Page transcription records:
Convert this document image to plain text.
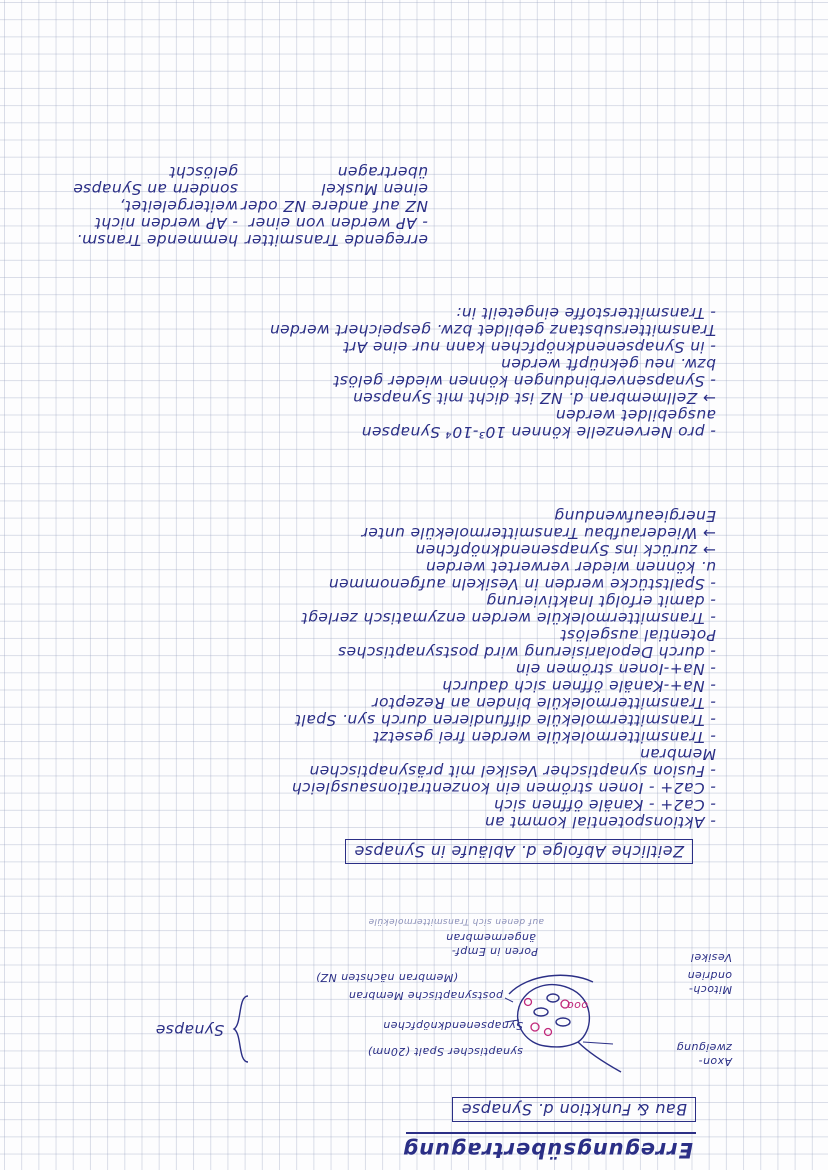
Erregungsübertragung
Bau & Funktion d. Synapse
Axon-
zweigung
Mitoch-
ondrien
Vesikel
synaptischer Spalt (20nm)
Synapsenendknöpfchen
postsynaptische Membran
(Membran nächsten NZ)
Poren in Empf-
ängermembran
auf denen sich Transmittermoleküle
Synapse
ooo
Zeitliche Abfolge d. Abläufe in Synapse
- Aktionspotential kommt an
- Ca2+ - Kanäle öffnen sich
- Ca2+ - Ionen strömen ein konzentrationsausgleich
- Fusion synaptischer Vesikel mit präsynaptischen
Membran
- Transmittermoleküle werden frei gesetzt
- Transmittermoleküle diffundieren durch syn. Spalt
- Transmittermoleküle binden an Rezeptor
- Na+-Kanäle öffnen sich dadurch
- Na+-Ionen strömen ein
- durch Depolarisierung wird postsynaptisches
Potential ausgelöst
- Transmittermoleküle werden enzymatisch zerlegt
- damit erfolgt Inaktivierung
- Spaltstücke werden in Vesikeln aufgenommen
u. können wieder verwertet werden
→ zurück ins Synapsenendknöpfchen
→ Wiederaufbau Transmittermoleküle unter
Energieaufwendung
- pro Nervenzelle können 10³-10⁴ Synapsen
ausgebildet werden
→ Zellmembran d. NZ ist dicht mit Synapsen
- Synapsenverbindungen können wieder gelöst
bzw. neu geknüpft werden
- in Synapsenendknöpfchen kann nur eine Art
Transmittersubstanz gebildet bzw. gespeichert werden
- Transmitterstoffe eingeteilt in:
erregende Transmitter
- AP werden von einer
NZ auf andere NZ oder
einen Muskel
übertragen
hemmende Transm.
- AP werden nicht
weitergeleitet,
sondern an Synapse
gelöscht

◆ Assignment:
Retype the data above verbatim, minus images.

◆ Result for this exercise:
Convert this document image to plain text.
Erregungsübertragung
Bau & Funktion d. Synapse
Axon-
zweigung
Mitoch-
ondrien
Vesikel
synaptischer Spalt (20nm)
Synapsenendknöpfchen
postsynaptische Membran
(Membran nächsten NZ)
Poren in Empf-
ängermembran
auf denen sich Transmittermoleküle
Synapse
ooo
Zeitliche Abfolge d. Abläufe in Synapse
- Aktionspotential kommt an
- Ca2+ - Kanäle öffnen sich
- Ca2+ - Ionen strömen ein konzentrationsausgleich
- Fusion synaptischer Vesikel mit präsynaptischen
Membran
- Transmittermoleküle werden frei gesetzt
- Transmittermoleküle diffundieren durch syn. Spalt
- Transmittermoleküle binden an Rezeptor
- Na+-Kanäle öffnen sich dadurch
- Na+-Ionen strömen ein
- durch Depolarisierung wird postsynaptisches
Potential ausgelöst
- Transmittermoleküle werden enzymatisch zerlegt
- damit erfolgt Inaktivierung
- Spaltstücke werden in Vesikeln aufgenommen
u. können wieder verwertet werden
→ zurück ins Synapsenendknöpfchen
→ Wiederaufbau Transmittermoleküle unter
Energieaufwendung
- pro Nervenzelle können 10³-10⁴ Synapsen
ausgebildet werden
→ Zellmembran d. NZ ist dicht mit Synapsen
- Synapsenverbindungen können wieder gelöst
bzw. neu geknüpft werden
- in Synapsenendknöpfchen kann nur eine Art
Transmittersubstanz gebildet bzw. gespeichert werden
- Transmitterstoffe eingeteilt in:
erregende Transmitter
- AP werden von einer
NZ auf andere NZ oder
einen Muskel
übertragen
hemmende Transm.
- AP werden nicht
weitergeleitet,
sondern an Synapse
gelöscht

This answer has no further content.